> _Instructions to follow_: Will you quote all of the entries, word for word?

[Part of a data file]

•••••

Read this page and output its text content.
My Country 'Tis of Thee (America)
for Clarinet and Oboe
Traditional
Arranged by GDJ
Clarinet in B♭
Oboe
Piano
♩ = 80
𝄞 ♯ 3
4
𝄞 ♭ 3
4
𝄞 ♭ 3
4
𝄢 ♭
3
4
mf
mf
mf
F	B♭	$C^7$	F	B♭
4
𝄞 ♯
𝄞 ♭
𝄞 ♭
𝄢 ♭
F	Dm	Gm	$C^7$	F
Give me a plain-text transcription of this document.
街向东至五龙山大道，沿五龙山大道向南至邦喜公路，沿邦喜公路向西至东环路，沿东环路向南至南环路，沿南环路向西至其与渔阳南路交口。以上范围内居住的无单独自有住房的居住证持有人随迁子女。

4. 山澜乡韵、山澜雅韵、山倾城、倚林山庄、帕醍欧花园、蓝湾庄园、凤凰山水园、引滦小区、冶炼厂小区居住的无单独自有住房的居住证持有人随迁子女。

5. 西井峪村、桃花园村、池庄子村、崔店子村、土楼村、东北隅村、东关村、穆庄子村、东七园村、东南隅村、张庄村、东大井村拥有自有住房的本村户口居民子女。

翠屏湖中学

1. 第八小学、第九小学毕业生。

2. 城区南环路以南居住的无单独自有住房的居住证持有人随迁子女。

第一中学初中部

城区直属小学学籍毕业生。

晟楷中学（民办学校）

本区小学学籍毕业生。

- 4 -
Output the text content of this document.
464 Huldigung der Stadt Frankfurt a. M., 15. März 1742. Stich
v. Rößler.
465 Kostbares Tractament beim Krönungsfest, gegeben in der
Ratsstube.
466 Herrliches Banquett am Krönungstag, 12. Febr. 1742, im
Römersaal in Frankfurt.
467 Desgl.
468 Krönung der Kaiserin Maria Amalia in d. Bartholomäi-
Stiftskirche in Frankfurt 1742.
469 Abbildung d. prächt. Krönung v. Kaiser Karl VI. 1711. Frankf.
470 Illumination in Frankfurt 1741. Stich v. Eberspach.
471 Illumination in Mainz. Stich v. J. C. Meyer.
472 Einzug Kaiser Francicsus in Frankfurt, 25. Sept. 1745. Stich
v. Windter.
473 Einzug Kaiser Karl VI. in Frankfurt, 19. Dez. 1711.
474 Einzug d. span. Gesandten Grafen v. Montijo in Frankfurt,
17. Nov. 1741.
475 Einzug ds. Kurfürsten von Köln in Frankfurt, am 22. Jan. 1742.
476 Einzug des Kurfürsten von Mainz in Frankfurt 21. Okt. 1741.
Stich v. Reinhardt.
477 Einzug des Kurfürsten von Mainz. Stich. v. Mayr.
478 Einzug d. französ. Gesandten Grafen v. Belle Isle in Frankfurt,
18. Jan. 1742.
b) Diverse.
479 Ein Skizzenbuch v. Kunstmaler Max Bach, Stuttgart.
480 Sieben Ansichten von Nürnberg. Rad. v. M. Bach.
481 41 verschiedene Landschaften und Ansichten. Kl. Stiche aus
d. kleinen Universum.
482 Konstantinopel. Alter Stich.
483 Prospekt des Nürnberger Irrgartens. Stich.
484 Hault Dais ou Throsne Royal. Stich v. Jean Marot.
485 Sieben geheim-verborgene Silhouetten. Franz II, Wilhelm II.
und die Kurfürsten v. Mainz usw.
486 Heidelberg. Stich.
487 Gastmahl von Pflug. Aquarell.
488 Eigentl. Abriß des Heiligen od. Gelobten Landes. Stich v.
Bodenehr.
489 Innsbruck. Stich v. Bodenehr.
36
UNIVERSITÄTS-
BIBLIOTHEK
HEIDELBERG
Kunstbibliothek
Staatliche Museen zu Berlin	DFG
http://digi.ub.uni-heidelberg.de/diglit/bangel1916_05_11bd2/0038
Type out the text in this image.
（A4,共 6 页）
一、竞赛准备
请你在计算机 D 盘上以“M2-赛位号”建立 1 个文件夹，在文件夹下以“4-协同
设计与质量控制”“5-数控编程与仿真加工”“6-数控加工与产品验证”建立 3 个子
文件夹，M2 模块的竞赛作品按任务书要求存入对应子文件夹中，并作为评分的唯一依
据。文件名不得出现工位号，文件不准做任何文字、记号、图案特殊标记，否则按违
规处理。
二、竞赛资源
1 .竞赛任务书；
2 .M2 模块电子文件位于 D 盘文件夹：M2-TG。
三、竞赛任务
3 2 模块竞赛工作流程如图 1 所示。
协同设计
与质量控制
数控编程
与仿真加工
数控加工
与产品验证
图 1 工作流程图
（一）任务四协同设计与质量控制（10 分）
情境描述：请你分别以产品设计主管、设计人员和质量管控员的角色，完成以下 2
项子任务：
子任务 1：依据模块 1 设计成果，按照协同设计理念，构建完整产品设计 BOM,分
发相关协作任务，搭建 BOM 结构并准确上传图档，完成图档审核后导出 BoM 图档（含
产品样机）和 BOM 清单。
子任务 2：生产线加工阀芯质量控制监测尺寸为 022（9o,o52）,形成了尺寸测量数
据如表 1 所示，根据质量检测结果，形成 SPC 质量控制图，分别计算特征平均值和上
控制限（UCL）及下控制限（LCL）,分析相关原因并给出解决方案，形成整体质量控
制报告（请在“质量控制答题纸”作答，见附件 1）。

•••••

> _Written answer_:
Read this page and output its text content.
My Country 'Tis of Thee (America)
for Clarinet and Oboe
Traditional
Arranged by GDJ
Clarinet in B♭
Oboe
Piano
♩ = 80
𝄞 ♯ 3
4
𝄞 ♭ 3
4
𝄞 ♭ 3
4
𝄢 ♭
3
4
mf
mf
mf
F	B♭	$C^7$	F	B♭
4
𝄞 ♯
𝄞 ♭
𝄞 ♭
𝄢 ♭
F	Dm	Gm	$C^7$	F
Give me a plain-text transcription of this document.
街向东至五龙山大道，沿五龙山大道向南至邦喜公路，沿邦喜公路向西至东环路，沿东环路向南至南环路，沿南环路向西至其与渔阳南路交口。以上范围内居住的无单独自有住房的居住证持有人随迁子女。

4. 山澜乡韵、山澜雅韵、山倾城、倚林山庄、帕醍欧花园、蓝湾庄园、凤凰山水园、引滦小区、冶炼厂小区居住的无单独自有住房的居住证持有人随迁子女。

5. 西井峪村、桃花园村、池庄子村、崔店子村、土楼村、东北隅村、东关村、穆庄子村、东七园村、东南隅村、张庄村、东大井村拥有自有住房的本村户口居民子女。

翠屏湖中学

1. 第八小学、第九小学毕业生。

2. 城区南环路以南居住的无单独自有住房的居住证持有人随迁子女。

第一中学初中部

城区直属小学学籍毕业生。

晟楷中学（民办学校）

本区小学学籍毕业生。

- 4 -
Output the text content of this document.
464 Huldigung der Stadt Frankfurt a. M., 15. März 1742. Stich
v. Rößler.
465 Kostbares Tractament beim Krönungsfest, gegeben in der
Ratsstube.
466 Herrliches Banquett am Krönungstag, 12. Febr. 1742, im
Römersaal in Frankfurt.
467 Desgl.
468 Krönung der Kaiserin Maria Amalia in d. Bartholomäi-
Stiftskirche in Frankfurt 1742.
469 Abbildung d. prächt. Krönung v. Kaiser Karl VI. 1711. Frankf.
470 Illumination in Frankfurt 1741. Stich v. Eberspach.
471 Illumination in Mainz. Stich v. J. C. Meyer.
472 Einzug Kaiser Francicsus in Frankfurt, 25. Sept. 1745. Stich
v. Windter.
473 Einzug Kaiser Karl VI. in Frankfurt, 19. Dez. 1711.
474 Einzug d. span. Gesandten Grafen v. Montijo in Frankfurt,
17. Nov. 1741.
475 Einzug ds. Kurfürsten von Köln in Frankfurt, am 22. Jan. 1742.
476 Einzug des Kurfürsten von Mainz in Frankfurt 21. Okt. 1741.
Stich v. Reinhardt.
477 Einzug des Kurfürsten von Mainz. Stich. v. Mayr.
478 Einzug d. französ. Gesandten Grafen v. Belle Isle in Frankfurt,
18. Jan. 1742.
b) Diverse.
479 Ein Skizzenbuch v. Kunstmaler Max Bach, Stuttgart.
480 Sieben Ansichten von Nürnberg. Rad. v. M. Bach.
481 41 verschiedene Landschaften und Ansichten. Kl. Stiche aus
d. kleinen Universum.
482 Konstantinopel. Alter Stich.
483 Prospekt des Nürnberger Irrgartens. Stich.
484 Hault Dais ou Throsne Royal. Stich v. Jean Marot.
485 Sieben geheim-verborgene Silhouetten. Franz II, Wilhelm II.
und die Kurfürsten v. Mainz usw.
486 Heidelberg. Stich.
487 Gastmahl von Pflug. Aquarell.
488 Eigentl. Abriß des Heiligen od. Gelobten Landes. Stich v.
Bodenehr.
489 Innsbruck. Stich v. Bodenehr.
36
UNIVERSITÄTS-
BIBLIOTHEK
HEIDELBERG
Kunstbibliothek
Staatliche Museen zu Berlin	DFG
http://digi.ub.uni-heidelberg.de/diglit/bangel1916_05_11bd2/0038
Type out the text in this image.
（A4,共 6 页）
一、竞赛准备
请你在计算机 D 盘上以“M2-赛位号”建立 1 个文件夹，在文件夹下以“4-协同
设计与质量控制”“5-数控编程与仿真加工”“6-数控加工与产品验证”建立 3 个子
文件夹，M2 模块的竞赛作品按任务书要求存入对应子文件夹中，并作为评分的唯一依
据。文件名不得出现工位号，文件不准做任何文字、记号、图案特殊标记，否则按违
规处理。
二、竞赛资源
1 .竞赛任务书；
2 .M2 模块电子文件位于 D 盘文件夹：M2-TG。
三、竞赛任务
3 2 模块竞赛工作流程如图 1 所示。
协同设计
与质量控制
数控编程
与仿真加工
数控加工
与产品验证
图 1 工作流程图
（一）任务四协同设计与质量控制（10 分）
情境描述：请你分别以产品设计主管、设计人员和质量管控员的角色，完成以下 2
项子任务：
子任务 1：依据模块 1 设计成果，按照协同设计理念，构建完整产品设计 BOM,分
发相关协作任务，搭建 BOM 结构并准确上传图档，完成图档审核后导出 BoM 图档（含
产品样机）和 BOM 清单。
子任务 2：生产线加工阀芯质量控制监测尺寸为 022（9o,o52）,形成了尺寸测量数
据如表 1 所示，根据质量检测结果，形成 SPC 质量控制图，分别计算特征平均值和上
控制限（UCL）及下控制限（LCL）,分析相关原因并给出解决方案，形成整体质量控
制报告（请在“质量控制答题纸”作答，见附件 1）。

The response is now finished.